Records from a data source
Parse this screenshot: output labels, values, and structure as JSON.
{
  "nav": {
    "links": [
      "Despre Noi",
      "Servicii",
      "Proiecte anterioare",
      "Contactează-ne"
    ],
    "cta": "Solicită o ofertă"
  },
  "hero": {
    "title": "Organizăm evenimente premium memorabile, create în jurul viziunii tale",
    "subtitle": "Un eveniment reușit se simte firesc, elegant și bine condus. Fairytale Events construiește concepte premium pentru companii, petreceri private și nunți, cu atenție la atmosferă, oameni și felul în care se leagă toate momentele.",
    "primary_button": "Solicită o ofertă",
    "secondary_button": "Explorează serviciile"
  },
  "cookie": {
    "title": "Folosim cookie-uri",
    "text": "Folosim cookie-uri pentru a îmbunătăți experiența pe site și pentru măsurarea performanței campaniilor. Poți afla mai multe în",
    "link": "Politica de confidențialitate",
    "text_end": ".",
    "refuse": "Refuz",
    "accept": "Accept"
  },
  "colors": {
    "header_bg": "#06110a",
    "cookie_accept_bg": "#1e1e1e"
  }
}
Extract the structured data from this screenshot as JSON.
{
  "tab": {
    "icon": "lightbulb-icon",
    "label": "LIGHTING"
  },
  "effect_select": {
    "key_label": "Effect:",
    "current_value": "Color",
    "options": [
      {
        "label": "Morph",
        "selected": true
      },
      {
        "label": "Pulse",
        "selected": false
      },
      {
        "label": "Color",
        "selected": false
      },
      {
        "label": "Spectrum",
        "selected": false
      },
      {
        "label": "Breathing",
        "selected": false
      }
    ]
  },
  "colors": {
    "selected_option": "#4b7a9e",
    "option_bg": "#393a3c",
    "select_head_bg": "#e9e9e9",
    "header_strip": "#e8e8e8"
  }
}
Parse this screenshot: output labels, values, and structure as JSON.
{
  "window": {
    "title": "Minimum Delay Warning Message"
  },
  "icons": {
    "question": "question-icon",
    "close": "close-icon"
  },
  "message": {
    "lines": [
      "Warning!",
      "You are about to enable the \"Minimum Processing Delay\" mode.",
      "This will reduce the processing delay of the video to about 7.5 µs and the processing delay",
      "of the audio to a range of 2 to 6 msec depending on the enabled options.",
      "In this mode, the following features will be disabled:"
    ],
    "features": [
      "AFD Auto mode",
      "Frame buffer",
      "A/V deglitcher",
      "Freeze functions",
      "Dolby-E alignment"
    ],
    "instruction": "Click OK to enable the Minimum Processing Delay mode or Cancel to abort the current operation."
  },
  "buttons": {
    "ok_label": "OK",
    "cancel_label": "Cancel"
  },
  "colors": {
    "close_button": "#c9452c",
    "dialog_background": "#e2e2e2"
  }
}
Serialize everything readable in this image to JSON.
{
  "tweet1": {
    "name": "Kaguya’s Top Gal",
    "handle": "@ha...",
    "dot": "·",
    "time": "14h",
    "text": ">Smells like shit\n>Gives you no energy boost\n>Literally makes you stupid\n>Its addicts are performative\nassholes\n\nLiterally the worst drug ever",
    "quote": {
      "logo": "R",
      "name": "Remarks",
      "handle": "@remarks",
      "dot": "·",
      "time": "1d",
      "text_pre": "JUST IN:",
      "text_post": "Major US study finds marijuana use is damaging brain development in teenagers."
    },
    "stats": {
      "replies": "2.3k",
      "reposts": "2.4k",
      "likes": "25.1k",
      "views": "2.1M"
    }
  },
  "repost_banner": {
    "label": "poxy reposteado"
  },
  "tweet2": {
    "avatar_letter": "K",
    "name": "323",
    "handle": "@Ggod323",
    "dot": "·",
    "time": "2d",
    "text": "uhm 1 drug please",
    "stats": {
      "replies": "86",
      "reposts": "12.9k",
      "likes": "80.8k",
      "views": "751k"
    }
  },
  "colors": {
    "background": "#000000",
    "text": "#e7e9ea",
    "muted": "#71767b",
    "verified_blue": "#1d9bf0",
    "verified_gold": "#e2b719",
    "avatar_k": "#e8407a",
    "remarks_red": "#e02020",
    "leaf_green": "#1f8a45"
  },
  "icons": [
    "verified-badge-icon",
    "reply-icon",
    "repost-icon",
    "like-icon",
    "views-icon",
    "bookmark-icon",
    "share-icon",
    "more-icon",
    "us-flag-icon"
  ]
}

▸ **What is required**: All of the data above should be transcribed exactly.

▸ **Completed exercise**:
Parse this screenshot: output labels, values, and structure as JSON.
{
  "nav": {
    "links": [
      "Despre Noi",
      "Servicii",
      "Proiecte anterioare",
      "Contactează-ne"
    ],
    "cta": "Solicită o ofertă"
  },
  "hero": {
    "title": "Organizăm evenimente premium memorabile, create în jurul viziunii tale",
    "subtitle": "Un eveniment reușit se simte firesc, elegant și bine condus. Fairytale Events construiește concepte premium pentru companii, petreceri private și nunți, cu atenție la atmosferă, oameni și felul în care se leagă toate momentele.",
    "primary_button": "Solicită o ofertă",
    "secondary_button": "Explorează serviciile"
  },
  "cookie": {
    "title": "Folosim cookie-uri",
    "text": "Folosim cookie-uri pentru a îmbunătăți experiența pe site și pentru măsurarea performanței campaniilor. Poți afla mai multe în",
    "link": "Politica de confidențialitate",
    "text_end": ".",
    "refuse": "Refuz",
    "accept": "Accept"
  },
  "colors": {
    "header_bg": "#06110a",
    "cookie_accept_bg": "#1e1e1e"
  }
}
Extract the structured data from this screenshot as JSON.
{
  "tab": {
    "icon": "lightbulb-icon",
    "label": "LIGHTING"
  },
  "effect_select": {
    "key_label": "Effect:",
    "current_value": "Color",
    "options": [
      {
        "label": "Morph",
        "selected": true
      },
      {
        "label": "Pulse",
        "selected": false
      },
      {
        "label": "Color",
        "selected": false
      },
      {
        "label": "Spectrum",
        "selected": false
      },
      {
        "label": "Breathing",
        "selected": false
      }
    ]
  },
  "colors": {
    "selected_option": "#4b7a9e",
    "option_bg": "#393a3c",
    "select_head_bg": "#e9e9e9",
    "header_strip": "#e8e8e8"
  }
}
Parse this screenshot: output labels, values, and structure as JSON.
{
  "window": {
    "title": "Minimum Delay Warning Message"
  },
  "icons": {
    "question": "question-icon",
    "close": "close-icon"
  },
  "message": {
    "lines": [
      "Warning!",
      "You are about to enable the \"Minimum Processing Delay\" mode.",
      "This will reduce the processing delay of the video to about 7.5 µs and the processing delay",
      "of the audio to a range of 2 to 6 msec depending on the enabled options.",
      "In this mode, the following features will be disabled:"
    ],
    "features": [
      "AFD Auto mode",
      "Frame buffer",
      "A/V deglitcher",
      "Freeze functions",
      "Dolby-E alignment"
    ],
    "instruction": "Click OK to enable the Minimum Processing Delay mode or Cancel to abort the current operation."
  },
  "buttons": {
    "ok_label": "OK",
    "cancel_label": "Cancel"
  },
  "colors": {
    "close_button": "#c9452c",
    "dialog_background": "#e2e2e2"
  }
}
Serialize everything readable in this image to JSON.
{
  "tweet1": {
    "name": "Kaguya’s Top Gal",
    "handle": "@ha...",
    "dot": "·",
    "time": "14h",
    "text": ">Smells like shit\n>Gives you no energy boost\n>Literally makes you stupid\n>Its addicts are performative\nassholes\n\nLiterally the worst drug ever",
    "quote": {
      "logo": "R",
      "name": "Remarks",
      "handle": "@remarks",
      "dot": "·",
      "time": "1d",
      "text_pre": "JUST IN:",
      "text_post": "Major US study finds marijuana use is damaging brain development in teenagers."
    },
    "stats": {
      "replies": "2.3k",
      "reposts": "2.4k",
      "likes": "25.1k",
      "views": "2.1M"
    }
  },
  "repost_banner": {
    "label": "poxy reposteado"
  },
  "tweet2": {
    "avatar_letter": "K",
    "name": "323",
    "handle": "@Ggod323",
    "dot": "·",
    "time": "2d",
    "text": "uhm 1 drug please",
    "stats": {
      "replies": "86",
      "reposts": "12.9k",
      "likes": "80.8k",
      "views": "751k"
    }
  },
  "colors": {
    "background": "#000000",
    "text": "#e7e9ea",
    "muted": "#71767b",
    "verified_blue": "#1d9bf0",
    "verified_gold": "#e2b719",
    "avatar_k": "#e8407a",
    "remarks_red": "#e02020",
    "leaf_green": "#1f8a45"
  },
  "icons": [
    "verified-badge-icon",
    "reply-icon",
    "repost-icon",
    "like-icon",
    "views-icon",
    "bookmark-icon",
    "share-icon",
    "more-icon",
    "us-flag-icon"
  ]
}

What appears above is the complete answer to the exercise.